▸ **Exercise requirements**
Please transcribe the passage of the forum discussion below about Bitbucket dropping Mercurial, starting at "Read on to learn" and ending at "Aw, hell...".

I don't like their decision to delete repos.  Putting them in a read-only mode would have been a lot kinder.

There are tools to migrate to Git (so I guess you keep your history?) but I know from personal experience that building ML has dependencies on having hg installed on your system.  It wasn't hard to remove these.

Long term this is probably good for ML - almost no-one uses Mercurial and needing to learn it must put some people off ML.  Short term it's annoying to migrate!


Yep, just got the email from Atlassian.

QuoteAfter much consideration, we've decided to remove Mercurial support from Bitbucket Cloud and the API. Mercurial features and repositories will be officially removed from Bitbucket and its API on June 1, 2020.

What used to be a very fragmented version control software market has rapidly matured. Mercurial usage on Bitbucket is steadily declining, and the percentage of new Bitbucket users choosing Mercurial has fallen to less than 1%. At the same time, Git has become the standard. According to a Stack Overflow Developer Survey, almost 90% of developers use Git, while Mercurial is the least popular version control system with only about 3% developer adoption.

Given that Git has emerged as the version control system of choice for the industry, we have decided to focus our priorities and roadmap on building the best possible experience for the market and our users.

Read on to learn more about what led to this decision, timeline, and migration resource support.



Meh, annoying.  Could also move to another provider that supports Mercurial, I suppose.  Not my call.


Quote from: Danne on August 20, 2019, 06:26:38 PM
Aw, hell...

Indeed, unlearning ~ 10 years worth of workflow is not going to be funny :(

Not only that, but there's a lot of useful info on Bitbucket (discussions on issue tracker, pull requests, various forks) that will be deleted, even if we move to some other Mercurial host (correct me if I'm wrong). These will have to be migrated (manually copy/pasted?) somewhere, too. How? Maybe to the rescue?

▸ **Data supplied**
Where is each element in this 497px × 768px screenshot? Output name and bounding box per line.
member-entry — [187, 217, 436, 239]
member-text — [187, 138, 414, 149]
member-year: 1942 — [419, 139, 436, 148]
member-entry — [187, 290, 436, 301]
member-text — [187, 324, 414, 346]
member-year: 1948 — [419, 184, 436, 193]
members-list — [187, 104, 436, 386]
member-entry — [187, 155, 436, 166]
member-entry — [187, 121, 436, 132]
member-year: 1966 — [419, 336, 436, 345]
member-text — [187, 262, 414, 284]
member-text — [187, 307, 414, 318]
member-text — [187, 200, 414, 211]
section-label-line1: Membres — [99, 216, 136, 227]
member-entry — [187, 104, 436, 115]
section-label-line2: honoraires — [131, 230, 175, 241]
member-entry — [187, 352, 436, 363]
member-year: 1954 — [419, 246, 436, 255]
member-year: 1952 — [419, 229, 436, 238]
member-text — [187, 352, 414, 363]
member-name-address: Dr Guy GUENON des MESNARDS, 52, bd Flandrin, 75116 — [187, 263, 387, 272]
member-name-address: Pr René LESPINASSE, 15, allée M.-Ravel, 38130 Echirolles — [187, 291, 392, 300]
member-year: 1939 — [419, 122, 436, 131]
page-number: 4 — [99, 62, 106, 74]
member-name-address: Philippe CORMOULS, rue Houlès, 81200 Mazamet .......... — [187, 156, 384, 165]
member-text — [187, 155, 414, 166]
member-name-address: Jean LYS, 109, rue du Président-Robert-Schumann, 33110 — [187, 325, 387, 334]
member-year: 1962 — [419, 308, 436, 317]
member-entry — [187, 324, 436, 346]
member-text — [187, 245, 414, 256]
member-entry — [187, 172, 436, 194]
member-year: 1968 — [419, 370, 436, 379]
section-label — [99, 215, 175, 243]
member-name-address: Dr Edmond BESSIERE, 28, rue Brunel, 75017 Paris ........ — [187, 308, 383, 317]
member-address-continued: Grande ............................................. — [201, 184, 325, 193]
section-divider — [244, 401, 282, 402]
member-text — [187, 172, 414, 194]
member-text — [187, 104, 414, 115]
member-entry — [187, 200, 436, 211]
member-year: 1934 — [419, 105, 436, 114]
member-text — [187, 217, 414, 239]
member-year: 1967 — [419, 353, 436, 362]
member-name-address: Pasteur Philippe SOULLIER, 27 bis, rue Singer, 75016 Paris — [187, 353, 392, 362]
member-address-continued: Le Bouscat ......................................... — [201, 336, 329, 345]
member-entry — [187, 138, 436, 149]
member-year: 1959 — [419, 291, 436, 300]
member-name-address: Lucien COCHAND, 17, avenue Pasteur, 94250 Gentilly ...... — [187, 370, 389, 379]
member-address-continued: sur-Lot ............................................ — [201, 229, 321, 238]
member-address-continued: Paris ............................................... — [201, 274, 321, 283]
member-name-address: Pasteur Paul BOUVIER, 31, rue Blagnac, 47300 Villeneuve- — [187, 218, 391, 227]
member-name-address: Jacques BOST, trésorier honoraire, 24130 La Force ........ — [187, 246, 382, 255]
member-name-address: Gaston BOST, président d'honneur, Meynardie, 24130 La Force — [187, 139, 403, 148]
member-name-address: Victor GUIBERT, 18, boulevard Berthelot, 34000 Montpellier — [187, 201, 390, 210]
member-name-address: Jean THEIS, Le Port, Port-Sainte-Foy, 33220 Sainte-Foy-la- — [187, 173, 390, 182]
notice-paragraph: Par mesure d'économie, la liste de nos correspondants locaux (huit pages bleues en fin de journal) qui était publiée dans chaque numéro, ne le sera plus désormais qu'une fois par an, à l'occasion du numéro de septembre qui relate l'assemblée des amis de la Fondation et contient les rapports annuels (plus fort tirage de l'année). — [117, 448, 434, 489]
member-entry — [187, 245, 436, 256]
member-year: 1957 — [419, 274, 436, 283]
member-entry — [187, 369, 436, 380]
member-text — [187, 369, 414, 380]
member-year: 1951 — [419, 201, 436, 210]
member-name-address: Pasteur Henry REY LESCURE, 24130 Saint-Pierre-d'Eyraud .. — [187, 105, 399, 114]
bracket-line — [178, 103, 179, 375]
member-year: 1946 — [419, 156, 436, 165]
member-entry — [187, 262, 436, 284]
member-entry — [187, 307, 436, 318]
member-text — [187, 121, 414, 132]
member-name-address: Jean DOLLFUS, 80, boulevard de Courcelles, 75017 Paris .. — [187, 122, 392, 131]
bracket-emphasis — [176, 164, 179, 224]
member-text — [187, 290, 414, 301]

▸ **Worked solution**
Read on to learn more about what led to this decision, timeline, and migration resource support.



Meh, annoying.  Could also move to another provider that supports Mercurial, I suppose.  Not my call.


Quote from: Danne on August 20, 2019, 06:26:38 PM
Aw, hell...